### DATASET:
┏━━
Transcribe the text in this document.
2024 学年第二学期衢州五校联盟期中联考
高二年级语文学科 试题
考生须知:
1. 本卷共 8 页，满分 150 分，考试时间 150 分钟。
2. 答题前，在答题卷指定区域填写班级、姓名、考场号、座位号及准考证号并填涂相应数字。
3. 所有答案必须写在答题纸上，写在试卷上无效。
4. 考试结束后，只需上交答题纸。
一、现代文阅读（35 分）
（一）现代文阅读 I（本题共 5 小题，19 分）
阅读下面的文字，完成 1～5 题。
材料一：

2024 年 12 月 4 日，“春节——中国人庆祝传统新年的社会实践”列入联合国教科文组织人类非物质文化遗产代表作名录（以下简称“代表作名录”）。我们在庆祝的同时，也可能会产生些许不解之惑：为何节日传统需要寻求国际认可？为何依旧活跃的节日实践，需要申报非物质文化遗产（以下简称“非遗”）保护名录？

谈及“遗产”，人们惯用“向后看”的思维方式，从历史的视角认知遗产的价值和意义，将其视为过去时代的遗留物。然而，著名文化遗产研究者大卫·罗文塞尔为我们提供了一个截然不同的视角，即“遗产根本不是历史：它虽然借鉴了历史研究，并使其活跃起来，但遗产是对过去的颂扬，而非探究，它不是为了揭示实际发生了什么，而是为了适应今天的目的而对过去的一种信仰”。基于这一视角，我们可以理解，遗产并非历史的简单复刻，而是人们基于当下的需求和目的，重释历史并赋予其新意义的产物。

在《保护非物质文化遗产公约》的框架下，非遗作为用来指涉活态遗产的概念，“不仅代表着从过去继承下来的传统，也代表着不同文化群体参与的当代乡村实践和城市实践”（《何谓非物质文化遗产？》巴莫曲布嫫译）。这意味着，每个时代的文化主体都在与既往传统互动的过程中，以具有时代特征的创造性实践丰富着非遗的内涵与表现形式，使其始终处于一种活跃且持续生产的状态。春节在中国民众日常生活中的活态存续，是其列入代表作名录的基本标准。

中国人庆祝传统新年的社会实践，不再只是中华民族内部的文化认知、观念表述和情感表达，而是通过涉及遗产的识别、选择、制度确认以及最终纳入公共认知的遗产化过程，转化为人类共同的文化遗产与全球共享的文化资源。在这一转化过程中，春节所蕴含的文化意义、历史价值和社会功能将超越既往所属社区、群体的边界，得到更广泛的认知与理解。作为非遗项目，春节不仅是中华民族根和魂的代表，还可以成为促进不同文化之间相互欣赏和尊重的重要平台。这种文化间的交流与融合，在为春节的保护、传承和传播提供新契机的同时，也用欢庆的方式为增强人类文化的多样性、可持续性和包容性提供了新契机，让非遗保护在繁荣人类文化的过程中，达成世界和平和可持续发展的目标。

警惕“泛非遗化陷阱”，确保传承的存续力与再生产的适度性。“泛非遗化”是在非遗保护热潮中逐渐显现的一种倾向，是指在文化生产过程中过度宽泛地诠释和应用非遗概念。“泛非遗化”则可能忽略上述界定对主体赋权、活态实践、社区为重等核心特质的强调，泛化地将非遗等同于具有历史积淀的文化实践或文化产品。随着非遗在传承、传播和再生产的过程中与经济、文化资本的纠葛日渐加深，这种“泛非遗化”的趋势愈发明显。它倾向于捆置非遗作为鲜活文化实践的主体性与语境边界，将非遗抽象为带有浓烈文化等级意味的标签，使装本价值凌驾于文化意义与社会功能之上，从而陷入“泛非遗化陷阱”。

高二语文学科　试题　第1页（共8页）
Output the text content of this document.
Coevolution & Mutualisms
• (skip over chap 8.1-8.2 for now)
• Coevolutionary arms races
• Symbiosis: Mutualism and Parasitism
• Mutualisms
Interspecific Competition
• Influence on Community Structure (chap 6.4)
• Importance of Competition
┗━━
### WHAT THE TASK ASKS:
Transcribe exactly the line containing "Output the text content of this document." and all remaining lines of the material, ending with the last one.

### SOLUTION TO THIS EXERCISE:
Output the text content of this document.
Coevolution & Mutualisms
• (skip over chap 8.1-8.2 for now)
• Coevolutionary arms races
• Symbiosis: Mutualism and Parasitism
• Mutualisms
Interspecific Competition
• Influence on Community Structure (chap 6.4)
• Importance of Competition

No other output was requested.